# Exercise prompt
Gather, from the listing beneath this task, every line holding the string "source".

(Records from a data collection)
--

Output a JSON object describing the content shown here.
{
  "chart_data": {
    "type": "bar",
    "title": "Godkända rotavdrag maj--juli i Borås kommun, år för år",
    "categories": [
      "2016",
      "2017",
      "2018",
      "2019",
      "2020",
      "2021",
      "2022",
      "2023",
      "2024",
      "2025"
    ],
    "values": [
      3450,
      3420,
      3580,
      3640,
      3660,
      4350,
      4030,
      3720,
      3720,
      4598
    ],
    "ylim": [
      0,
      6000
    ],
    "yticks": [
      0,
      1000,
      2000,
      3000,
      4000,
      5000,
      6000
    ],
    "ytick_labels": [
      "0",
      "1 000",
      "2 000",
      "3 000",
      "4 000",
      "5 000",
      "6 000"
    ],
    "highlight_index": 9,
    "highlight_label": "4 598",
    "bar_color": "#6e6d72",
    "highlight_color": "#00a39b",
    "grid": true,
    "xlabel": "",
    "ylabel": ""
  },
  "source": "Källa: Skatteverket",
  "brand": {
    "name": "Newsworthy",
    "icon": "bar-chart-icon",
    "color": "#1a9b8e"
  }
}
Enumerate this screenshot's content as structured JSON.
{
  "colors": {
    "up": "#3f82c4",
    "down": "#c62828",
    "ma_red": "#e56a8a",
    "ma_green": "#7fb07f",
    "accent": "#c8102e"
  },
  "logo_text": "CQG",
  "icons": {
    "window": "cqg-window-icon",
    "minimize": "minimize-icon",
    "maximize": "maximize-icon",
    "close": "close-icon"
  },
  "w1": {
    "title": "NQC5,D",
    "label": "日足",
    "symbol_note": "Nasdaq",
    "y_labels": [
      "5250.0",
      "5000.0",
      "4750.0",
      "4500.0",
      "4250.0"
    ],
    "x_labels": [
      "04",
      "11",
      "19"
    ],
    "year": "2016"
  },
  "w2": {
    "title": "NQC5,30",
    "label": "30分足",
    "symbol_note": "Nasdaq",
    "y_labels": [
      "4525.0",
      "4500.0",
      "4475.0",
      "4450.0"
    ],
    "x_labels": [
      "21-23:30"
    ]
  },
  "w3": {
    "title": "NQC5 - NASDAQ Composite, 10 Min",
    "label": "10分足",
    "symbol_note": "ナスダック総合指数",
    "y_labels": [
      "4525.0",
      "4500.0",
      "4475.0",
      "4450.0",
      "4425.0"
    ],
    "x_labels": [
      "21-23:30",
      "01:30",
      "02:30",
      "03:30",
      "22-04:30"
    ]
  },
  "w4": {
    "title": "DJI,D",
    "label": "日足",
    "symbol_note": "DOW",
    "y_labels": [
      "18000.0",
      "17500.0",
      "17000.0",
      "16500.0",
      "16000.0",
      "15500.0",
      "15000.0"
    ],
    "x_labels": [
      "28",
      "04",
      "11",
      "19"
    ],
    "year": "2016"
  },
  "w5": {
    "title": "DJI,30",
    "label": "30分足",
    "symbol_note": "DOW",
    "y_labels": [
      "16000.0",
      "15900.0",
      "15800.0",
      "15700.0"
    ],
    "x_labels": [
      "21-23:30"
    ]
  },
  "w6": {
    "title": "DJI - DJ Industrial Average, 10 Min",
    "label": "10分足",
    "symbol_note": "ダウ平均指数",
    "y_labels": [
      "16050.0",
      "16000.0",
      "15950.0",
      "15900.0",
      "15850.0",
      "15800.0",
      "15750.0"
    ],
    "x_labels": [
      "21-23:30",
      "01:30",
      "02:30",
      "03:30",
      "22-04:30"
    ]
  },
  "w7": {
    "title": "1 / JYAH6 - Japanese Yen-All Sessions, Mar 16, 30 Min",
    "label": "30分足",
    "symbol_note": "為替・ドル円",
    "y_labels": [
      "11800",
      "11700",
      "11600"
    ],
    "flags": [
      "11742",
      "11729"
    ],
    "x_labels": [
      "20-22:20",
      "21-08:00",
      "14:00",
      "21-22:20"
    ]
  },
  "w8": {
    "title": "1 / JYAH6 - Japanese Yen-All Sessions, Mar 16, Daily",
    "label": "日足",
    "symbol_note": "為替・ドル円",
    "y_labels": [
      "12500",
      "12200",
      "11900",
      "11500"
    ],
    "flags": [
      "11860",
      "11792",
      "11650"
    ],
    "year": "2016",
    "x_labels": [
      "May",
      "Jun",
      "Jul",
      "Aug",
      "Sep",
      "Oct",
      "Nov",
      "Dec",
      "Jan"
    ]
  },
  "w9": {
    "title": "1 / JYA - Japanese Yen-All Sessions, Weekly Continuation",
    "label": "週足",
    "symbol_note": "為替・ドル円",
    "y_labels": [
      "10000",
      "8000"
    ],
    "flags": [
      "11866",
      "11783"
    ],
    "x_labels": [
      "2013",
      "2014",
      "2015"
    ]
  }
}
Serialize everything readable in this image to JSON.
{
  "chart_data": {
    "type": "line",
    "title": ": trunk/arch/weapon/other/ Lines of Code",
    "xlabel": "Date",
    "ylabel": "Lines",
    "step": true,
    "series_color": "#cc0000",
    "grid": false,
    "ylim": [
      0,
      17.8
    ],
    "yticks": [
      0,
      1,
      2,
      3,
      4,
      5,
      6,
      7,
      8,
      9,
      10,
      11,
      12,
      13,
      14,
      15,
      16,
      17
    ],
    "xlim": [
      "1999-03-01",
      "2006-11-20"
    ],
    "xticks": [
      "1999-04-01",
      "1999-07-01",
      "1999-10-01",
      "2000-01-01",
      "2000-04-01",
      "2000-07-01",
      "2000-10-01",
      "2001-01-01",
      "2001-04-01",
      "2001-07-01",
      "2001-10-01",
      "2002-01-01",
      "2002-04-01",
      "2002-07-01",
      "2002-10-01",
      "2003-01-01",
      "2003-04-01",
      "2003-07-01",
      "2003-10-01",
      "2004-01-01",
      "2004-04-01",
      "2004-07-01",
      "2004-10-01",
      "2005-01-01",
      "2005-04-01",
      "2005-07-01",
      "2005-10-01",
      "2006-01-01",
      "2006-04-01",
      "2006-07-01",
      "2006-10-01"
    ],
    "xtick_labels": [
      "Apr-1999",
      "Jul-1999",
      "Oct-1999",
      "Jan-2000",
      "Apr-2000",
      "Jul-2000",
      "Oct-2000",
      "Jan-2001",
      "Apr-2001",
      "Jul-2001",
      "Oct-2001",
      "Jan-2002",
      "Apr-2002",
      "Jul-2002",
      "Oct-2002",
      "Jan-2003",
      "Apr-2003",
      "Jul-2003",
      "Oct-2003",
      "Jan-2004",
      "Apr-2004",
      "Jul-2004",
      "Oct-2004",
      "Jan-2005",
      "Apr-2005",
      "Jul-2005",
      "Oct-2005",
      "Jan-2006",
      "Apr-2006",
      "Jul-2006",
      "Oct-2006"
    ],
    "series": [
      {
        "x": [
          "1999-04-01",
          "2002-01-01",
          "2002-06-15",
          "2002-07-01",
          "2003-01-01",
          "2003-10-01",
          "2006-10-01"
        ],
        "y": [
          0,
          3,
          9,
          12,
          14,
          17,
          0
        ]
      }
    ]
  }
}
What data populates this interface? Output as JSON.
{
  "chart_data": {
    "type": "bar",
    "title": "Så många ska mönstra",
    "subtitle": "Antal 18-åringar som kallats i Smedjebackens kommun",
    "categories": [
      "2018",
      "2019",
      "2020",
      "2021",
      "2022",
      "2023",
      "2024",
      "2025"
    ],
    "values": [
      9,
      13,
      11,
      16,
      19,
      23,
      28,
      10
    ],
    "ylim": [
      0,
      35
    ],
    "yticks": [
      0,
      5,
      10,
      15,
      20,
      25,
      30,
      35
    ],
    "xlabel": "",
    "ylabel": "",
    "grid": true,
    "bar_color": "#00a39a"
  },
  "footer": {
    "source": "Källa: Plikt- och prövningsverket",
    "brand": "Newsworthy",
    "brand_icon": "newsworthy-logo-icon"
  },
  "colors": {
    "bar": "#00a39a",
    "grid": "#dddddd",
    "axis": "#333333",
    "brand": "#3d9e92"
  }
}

--

# Response for this exercise
  "source": "Källa: Skatteverket",
    "source": "Källa: Plikt- och prövningsverket",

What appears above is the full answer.